Below is some material; transcribe all of it exactly.

+++

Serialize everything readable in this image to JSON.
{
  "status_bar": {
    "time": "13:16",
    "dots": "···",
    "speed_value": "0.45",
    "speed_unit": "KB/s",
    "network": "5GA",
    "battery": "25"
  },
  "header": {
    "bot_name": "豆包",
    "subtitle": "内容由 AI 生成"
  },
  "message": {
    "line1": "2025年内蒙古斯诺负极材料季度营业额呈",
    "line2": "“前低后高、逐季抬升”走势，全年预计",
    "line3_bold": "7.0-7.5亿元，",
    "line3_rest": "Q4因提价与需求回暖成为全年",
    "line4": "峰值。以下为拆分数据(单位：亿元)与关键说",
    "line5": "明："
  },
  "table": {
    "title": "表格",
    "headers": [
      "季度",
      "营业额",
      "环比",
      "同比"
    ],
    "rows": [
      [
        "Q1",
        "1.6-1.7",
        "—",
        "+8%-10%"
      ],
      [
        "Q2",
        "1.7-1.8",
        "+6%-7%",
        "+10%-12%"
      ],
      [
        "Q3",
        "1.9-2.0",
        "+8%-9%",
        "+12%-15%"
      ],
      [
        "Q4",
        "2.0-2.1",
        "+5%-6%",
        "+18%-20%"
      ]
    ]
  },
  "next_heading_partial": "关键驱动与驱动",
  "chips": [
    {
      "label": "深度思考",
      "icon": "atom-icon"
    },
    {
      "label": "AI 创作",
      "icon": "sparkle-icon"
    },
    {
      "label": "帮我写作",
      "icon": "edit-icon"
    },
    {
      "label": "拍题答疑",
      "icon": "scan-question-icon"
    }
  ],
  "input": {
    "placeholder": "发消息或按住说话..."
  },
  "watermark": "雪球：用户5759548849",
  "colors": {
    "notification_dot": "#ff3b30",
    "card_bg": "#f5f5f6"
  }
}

+++

• _EXERCISE OUTPUT_
Serialize everything readable in this image to JSON.
{
  "status_bar": {
    "time": "13:16",
    "dots": "···",
    "speed_value": "0.45",
    "speed_unit": "KB/s",
    "network": "5GA",
    "battery": "25"
  },
  "header": {
    "bot_name": "豆包",
    "subtitle": "内容由 AI 生成"
  },
  "message": {
    "line1": "2025年内蒙古斯诺负极材料季度营业额呈",
    "line2": "“前低后高、逐季抬升”走势，全年预计",
    "line3_bold": "7.0-7.5亿元，",
    "line3_rest": "Q4因提价与需求回暖成为全年",
    "line4": "峰值。以下为拆分数据(单位：亿元)与关键说",
    "line5": "明："
  },
  "table": {
    "title": "表格",
    "headers": [
      "季度",
      "营业额",
      "环比",
      "同比"
    ],
    "rows": [
      [
        "Q1",
        "1.6-1.7",
        "—",
        "+8%-10%"
      ],
      [
        "Q2",
        "1.7-1.8",
        "+6%-7%",
        "+10%-12%"
      ],
      [
        "Q3",
        "1.9-2.0",
        "+8%-9%",
        "+12%-15%"
      ],
      [
        "Q4",
        "2.0-2.1",
        "+5%-6%",
        "+18%-20%"
      ]
    ]
  },
  "next_heading_partial": "关键驱动与驱动",
  "chips": [
    {
      "label": "深度思考",
      "icon": "atom-icon"
    },
    {
      "label": "AI 创作",
      "icon": "sparkle-icon"
    },
    {
      "label": "帮我写作",
      "icon": "edit-icon"
    },
    {
      "label": "拍题答疑",
      "icon": "scan-question-icon"
    }
  ],
  "input": {
    "placeholder": "发消息或按住说话..."
  },
  "watermark": "雪球：用户5759548849",
  "colors": {
    "notification_dot": "#ff3b30",
    "card_bg": "#f5f5f6"
  }
}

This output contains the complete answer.